DIRECTIONS
Repeat the entire listing exactly.

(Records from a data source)
= = = = = = =

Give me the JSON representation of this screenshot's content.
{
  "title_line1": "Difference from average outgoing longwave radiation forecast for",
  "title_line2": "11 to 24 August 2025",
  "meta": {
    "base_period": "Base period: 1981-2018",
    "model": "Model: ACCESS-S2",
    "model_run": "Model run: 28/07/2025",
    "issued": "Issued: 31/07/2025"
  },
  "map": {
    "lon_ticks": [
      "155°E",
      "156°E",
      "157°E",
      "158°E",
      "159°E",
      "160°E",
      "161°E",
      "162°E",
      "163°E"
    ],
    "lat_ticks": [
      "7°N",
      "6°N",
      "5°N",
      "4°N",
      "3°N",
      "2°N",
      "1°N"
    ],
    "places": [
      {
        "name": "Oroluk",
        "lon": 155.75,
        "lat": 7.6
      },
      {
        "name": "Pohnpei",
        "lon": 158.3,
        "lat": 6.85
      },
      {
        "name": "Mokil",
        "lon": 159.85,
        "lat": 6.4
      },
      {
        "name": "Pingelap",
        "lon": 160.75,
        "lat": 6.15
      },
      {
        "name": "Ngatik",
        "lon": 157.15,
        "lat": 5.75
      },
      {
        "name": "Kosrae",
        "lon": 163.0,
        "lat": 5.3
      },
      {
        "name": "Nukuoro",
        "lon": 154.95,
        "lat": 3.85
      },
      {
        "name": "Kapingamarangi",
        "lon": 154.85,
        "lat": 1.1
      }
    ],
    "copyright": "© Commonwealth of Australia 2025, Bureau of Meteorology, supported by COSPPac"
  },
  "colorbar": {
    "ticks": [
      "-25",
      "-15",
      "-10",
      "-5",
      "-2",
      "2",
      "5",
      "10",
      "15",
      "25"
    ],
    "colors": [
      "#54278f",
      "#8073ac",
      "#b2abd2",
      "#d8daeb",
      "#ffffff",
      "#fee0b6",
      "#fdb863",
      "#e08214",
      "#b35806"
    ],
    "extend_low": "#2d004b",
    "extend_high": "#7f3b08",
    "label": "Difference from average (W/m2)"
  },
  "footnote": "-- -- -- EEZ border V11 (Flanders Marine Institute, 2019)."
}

= = = = = = =

RESPONSE TO THIS EXERCISE
Give me the JSON representation of this screenshot's content.
{
  "title_line1": "Difference from average outgoing longwave radiation forecast for",
  "title_line2": "11 to 24 August 2025",
  "meta": {
    "base_period": "Base period: 1981-2018",
    "model": "Model: ACCESS-S2",
    "model_run": "Model run: 28/07/2025",
    "issued": "Issued: 31/07/2025"
  },
  "map": {
    "lon_ticks": [
      "155°E",
      "156°E",
      "157°E",
      "158°E",
      "159°E",
      "160°E",
      "161°E",
      "162°E",
      "163°E"
    ],
    "lat_ticks": [
      "7°N",
      "6°N",
      "5°N",
      "4°N",
      "3°N",
      "2°N",
      "1°N"
    ],
    "places": [
      {
        "name": "Oroluk",
        "lon": 155.75,
        "lat": 7.6
      },
      {
        "name": "Pohnpei",
        "lon": 158.3,
        "lat": 6.85
      },
      {
        "name": "Mokil",
        "lon": 159.85,
        "lat": 6.4
      },
      {
        "name": "Pingelap",
        "lon": 160.75,
        "lat": 6.15
      },
      {
        "name": "Ngatik",
        "lon": 157.15,
        "lat": 5.75
      },
      {
        "name": "Kosrae",
        "lon": 163.0,
        "lat": 5.3
      },
      {
        "name": "Nukuoro",
        "lon": 154.95,
        "lat": 3.85
      },
      {
        "name": "Kapingamarangi",
        "lon": 154.85,
        "lat": 1.1
      }
    ],
    "copyright": "© Commonwealth of Australia 2025, Bureau of Meteorology, supported by COSPPac"
  },
  "colorbar": {
    "ticks": [
      "-25",
      "-15",
      "-10",
      "-5",
      "-2",
      "2",
      "5",
      "10",
      "15",
      "25"
    ],
    "colors": [
      "#54278f",
      "#8073ac",
      "#b2abd2",
      "#d8daeb",
      "#ffffff",
      "#fee0b6",
      "#fdb863",
      "#e08214",
      "#b35806"
    ],
    "extend_low": "#2d004b",
    "extend_high": "#7f3b08",
    "label": "Difference from average (W/m2)"
  },
  "footnote": "-- -- -- EEZ border V11 (Flanders Marine Institute, 2019)."
}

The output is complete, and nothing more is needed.